→ Exercise requirements: Find the word "label" in the listing; pull out each line holding it.

→ Data section:
--- BEGIN ---

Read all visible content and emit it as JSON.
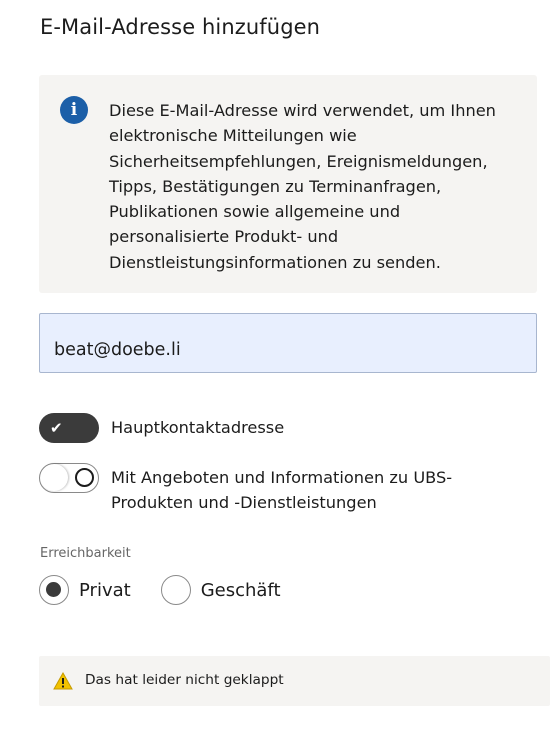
{
  "title": "E-Mail-Adresse hinzufügen",
  "info": {
    "icon": "info-icon",
    "text": "Diese E-Mail-Adresse wird verwendet, um Ihnen elektronische Mitteilungen wie Sicherheitsempfehlungen, Ereignismeldungen, Tipps, Bestätigungen zu Terminanfragen, Publikationen sowie allgemeine und personalisierte Produkt- und Dienstleistungsinformationen zu senden."
  },
  "email": {
    "value": "beat@doebe.li"
  },
  "toggles": [
    {
      "label": "Hauptkontaktadresse",
      "on": true
    },
    {
      "label": "Mit Angeboten und Informationen zu UBS-Produkten und -Dienstleistungen",
      "on": false
    }
  ],
  "reachability": {
    "label": "Erreichbarkeit",
    "options": [
      {
        "label": "Privat",
        "selected": true
      },
      {
        "label": "Geschäft",
        "selected": false
      }
    ]
  },
  "alert": {
    "icon": "warning-icon",
    "text": "Das hat leider nicht geklappt"
  },
  "colors": {
    "accent_blue": "#1c5fa8",
    "toggle_on": "#3b3b3b",
    "warning_yellow": "#f2c200",
    "field_bg": "#e8effe"
  }
}
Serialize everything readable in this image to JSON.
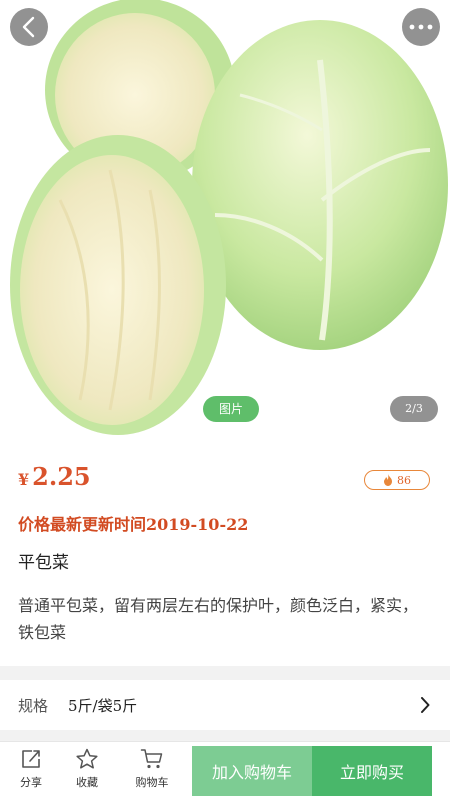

--- END ---

→ Written solution:
      "label": "Hauptkontaktadresse",
      "label": "Mit Angeboten und Informationen zu UBS-Produkten und -Dienstleistungen",
    "label": "Erreichbarkeit",
        "label": "Privat",
        "label": "Geschäft",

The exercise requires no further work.